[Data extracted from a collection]
☆ ☆ ☆ ☆

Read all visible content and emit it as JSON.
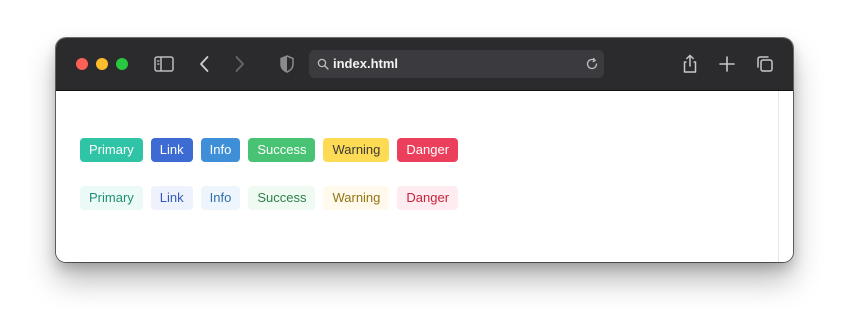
{
  "browser": {
    "url": "index.html",
    "icons": {
      "sidebar": "sidebar-toggle-icon",
      "back": "chevron-left-icon",
      "forward": "chevron-right-icon",
      "privacy": "shield-icon",
      "search": "search-icon",
      "reload": "reload-icon",
      "share": "share-icon",
      "new_tab": "plus-icon",
      "tabs": "tab-overview-icon"
    }
  },
  "buttons": {
    "solid": [
      {
        "label": "Primary",
        "bg": "#2ec4a5",
        "fg": "#ffffff"
      },
      {
        "label": "Link",
        "bg": "#3c6bd4",
        "fg": "#ffffff"
      },
      {
        "label": "Info",
        "bg": "#3f8fd8",
        "fg": "#ffffff"
      },
      {
        "label": "Success",
        "bg": "#48c374",
        "fg": "#ffffff"
      },
      {
        "label": "Warning",
        "bg": "#fedb55",
        "fg": "#3a3a3a"
      },
      {
        "label": "Danger",
        "bg": "#ec3f5b",
        "fg": "#ffffff"
      }
    ],
    "light": [
      {
        "label": "Primary",
        "bg": "#ebfaf6",
        "fg": "#1f8f74"
      },
      {
        "label": "Link",
        "bg": "#eef2fc",
        "fg": "#3559b7"
      },
      {
        "label": "Info",
        "bg": "#eef5fc",
        "fg": "#2e6fa8"
      },
      {
        "label": "Success",
        "bg": "#effaf3",
        "fg": "#2f7f4b"
      },
      {
        "label": "Warning",
        "bg": "#fffaeb",
        "fg": "#947416"
      },
      {
        "label": "Danger",
        "bg": "#feecf0",
        "fg": "#c9213b"
      }
    ]
  }
}
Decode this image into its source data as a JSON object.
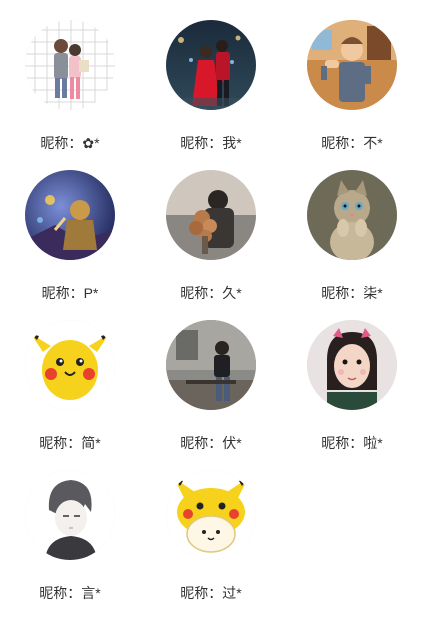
{
  "users": [
    {
      "nickname": "昵称：✿*",
      "avatar_icon": "couple-cartoon-avatar-icon"
    },
    {
      "nickname": "昵称：我*",
      "avatar_icon": "couple-photo-avatar-icon"
    },
    {
      "nickname": "昵称：不*",
      "avatar_icon": "cartoon-man-avatar-icon"
    },
    {
      "nickname": "昵称：P*",
      "avatar_icon": "game-character-avatar-icon"
    },
    {
      "nickname": "昵称：久*",
      "avatar_icon": "bouquet-couple-avatar-icon"
    },
    {
      "nickname": "昵称：柒*",
      "avatar_icon": "kitten-avatar-icon"
    },
    {
      "nickname": "昵称：简*",
      "avatar_icon": "pikachu-avatar-icon"
    },
    {
      "nickname": "昵称：伏*",
      "avatar_icon": "man-sitting-avatar-icon"
    },
    {
      "nickname": "昵称：啦*",
      "avatar_icon": "girl-selfie-avatar-icon"
    },
    {
      "nickname": "昵称：言*",
      "avatar_icon": "anime-boy-avatar-icon"
    },
    {
      "nickname": "昵称：过*",
      "avatar_icon": "pikachu-hat-avatar-icon"
    }
  ]
}
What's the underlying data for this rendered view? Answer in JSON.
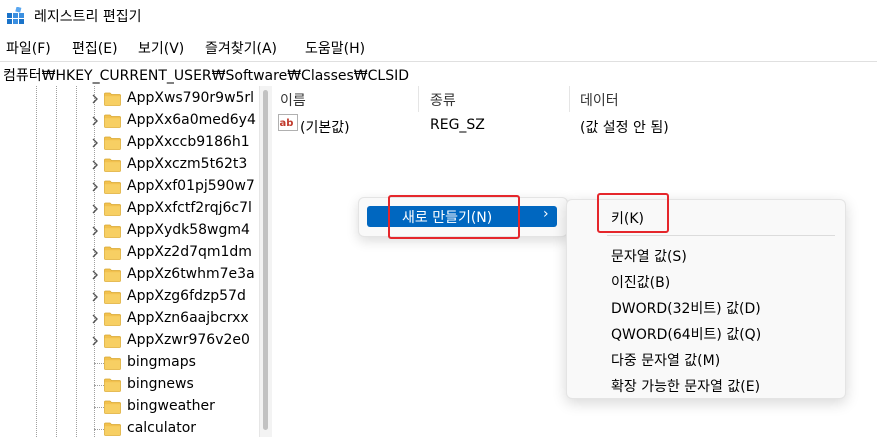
{
  "window": {
    "title": "레지스트리 편집기",
    "app_icon": "regedit-icon"
  },
  "menubar": {
    "items": [
      "파일(F)",
      "편집(E)",
      "보기(V)",
      "즐겨찾기(A)",
      "도움말(H)"
    ]
  },
  "address": "컴퓨터₩HKEY_CURRENT_USER₩Software₩Classes₩CLSID",
  "tree": {
    "items": [
      {
        "label": "AppXws790r9w5rl",
        "expandable": true
      },
      {
        "label": "AppXx6a0med6y4",
        "expandable": true
      },
      {
        "label": "AppXxccb9186h1",
        "expandable": true
      },
      {
        "label": "AppXxczm5t62t3",
        "expandable": true
      },
      {
        "label": "AppXxf01pj590w7",
        "expandable": true
      },
      {
        "label": "AppXxfctf2rqj6c7l",
        "expandable": true
      },
      {
        "label": "AppXydk58wgm4",
        "expandable": true
      },
      {
        "label": "AppXz2d7qm1dm",
        "expandable": true
      },
      {
        "label": "AppXz6twhm7e3a",
        "expandable": true
      },
      {
        "label": "AppXzg6fdzp57d",
        "expandable": true
      },
      {
        "label": "AppXzn6aajbcrxx",
        "expandable": true
      },
      {
        "label": "AppXzwr976v2e0",
        "expandable": true
      },
      {
        "label": "bingmaps",
        "expandable": false
      },
      {
        "label": "bingnews",
        "expandable": false
      },
      {
        "label": "bingweather",
        "expandable": false
      },
      {
        "label": "calculator",
        "expandable": false
      }
    ]
  },
  "values": {
    "columns": {
      "name": "이름",
      "type": "종류",
      "data": "데이터"
    },
    "rows": [
      {
        "name": "(기본값)",
        "type": "REG_SZ",
        "data": "(값 설정 안 됨)",
        "icon": "string-value-icon"
      }
    ]
  },
  "context_menu": {
    "new_label": "새로 만들기(N)",
    "arrow": "›"
  },
  "submenu": {
    "key": "키(K)",
    "items": [
      "문자열 값(S)",
      "이진값(B)",
      "DWORD(32비트) 값(D)",
      "QWORD(64비트) 값(Q)",
      "다중 문자열 값(M)",
      "확장 가능한 문자열 값(E)"
    ]
  },
  "colors": {
    "highlight": "#0067c0",
    "annotation": "#e5262b",
    "folder": "#f2c14e"
  }
}
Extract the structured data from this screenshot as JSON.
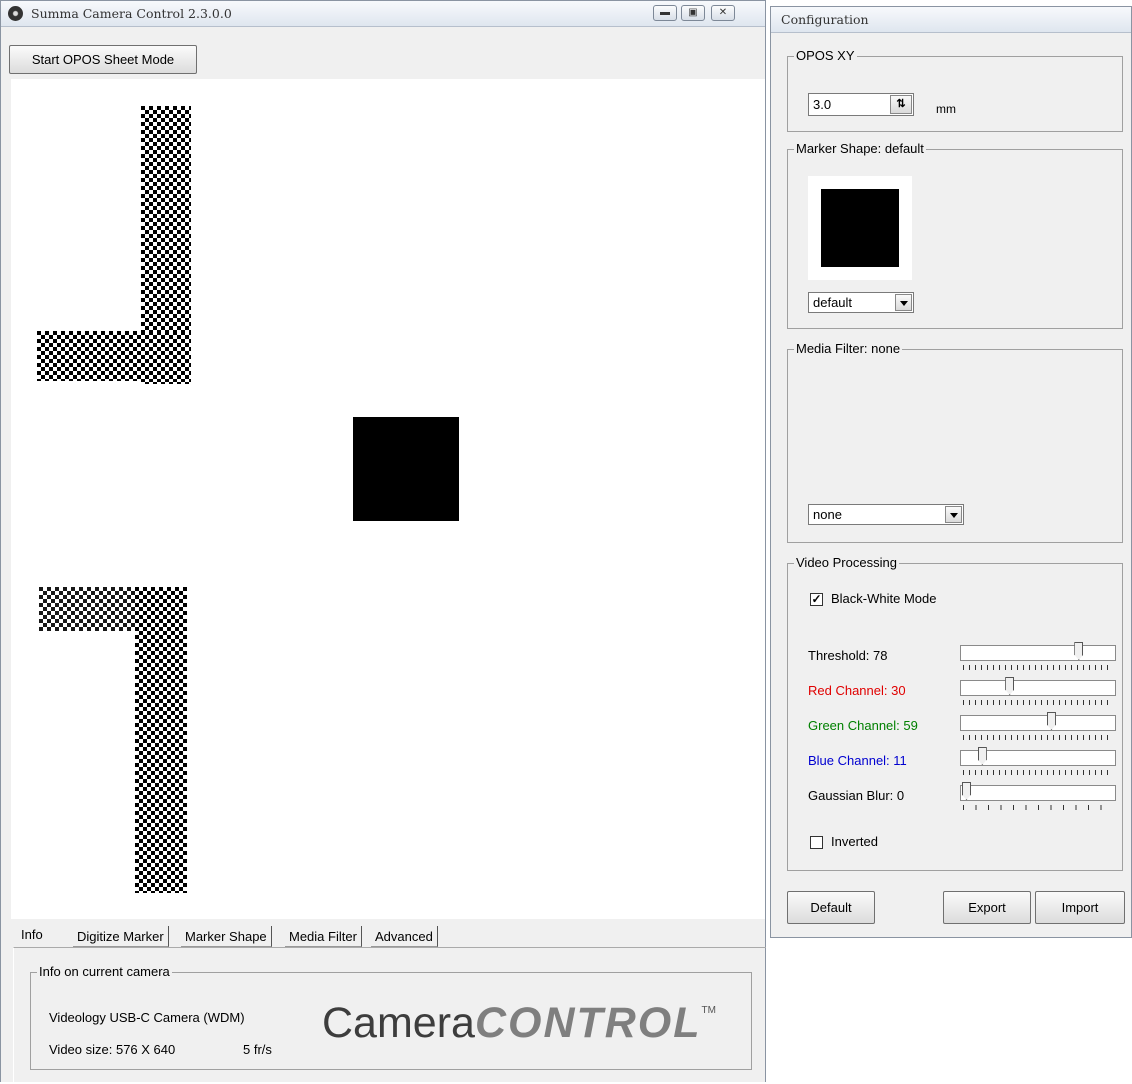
{
  "main_window": {
    "title": "Summa Camera Control 2.3.0.0",
    "start_button": "Start OPOS Sheet Mode",
    "tabs": [
      {
        "label": "Info",
        "active": true
      },
      {
        "label": "Digitize Marker",
        "active": false
      },
      {
        "label": "Marker Shape",
        "active": false
      },
      {
        "label": "Media Filter",
        "active": false
      },
      {
        "label": "Advanced",
        "active": false
      }
    ],
    "info_panel": {
      "group_title": "Info on current camera",
      "camera_name": "Videology USB-C Camera (WDM)",
      "video_size": "Video size: 576 X 640",
      "frame_rate": "5 fr/s",
      "logo_text_1": "Camera",
      "logo_text_2": "CONTROL",
      "logo_tm": "TM"
    }
  },
  "config_window": {
    "title": "Configuration",
    "opos_xy": {
      "group_title": "OPOS XY",
      "value": "3.0",
      "unit": "mm"
    },
    "marker_shape": {
      "group_title": "Marker Shape: default",
      "selected": "default"
    },
    "media_filter": {
      "group_title": "Media Filter: none",
      "selected": "none"
    },
    "video_processing": {
      "group_title": "Video Processing",
      "black_white_label": "Black-White Mode",
      "black_white_checked": true,
      "sliders": [
        {
          "label": "Threshold: 78",
          "value": 78,
          "max": 100,
          "color": "#000000"
        },
        {
          "label": "Red Channel: 30",
          "value": 30,
          "max": 100,
          "color": "#e00000"
        },
        {
          "label": "Green Channel: 59",
          "value": 59,
          "max": 100,
          "color": "#008000"
        },
        {
          "label": "Blue Channel: 11",
          "value": 11,
          "max": 100,
          "color": "#0000d0"
        },
        {
          "label": "Gaussian Blur: 0",
          "value": 0,
          "max": 12,
          "color": "#000000"
        }
      ],
      "inverted_label": "Inverted",
      "inverted_checked": false
    },
    "buttons": {
      "default": "Default",
      "export": "Export",
      "import": "Import"
    }
  },
  "icons": {
    "app_icon": "camera-lens-icon",
    "minimize": "minimize-icon",
    "maximize": "maximize-icon",
    "close": "close-icon"
  }
}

☆ ☆ ☆ ☆

- Written exercise
Filter the entries down to the lines with the word "couple" in them.

- Written answer
      "avatar_icon": "couple-cartoon-avatar-icon"
      "avatar_icon": "couple-photo-avatar-icon"
      "avatar_icon": "bouquet-couple-avatar-icon"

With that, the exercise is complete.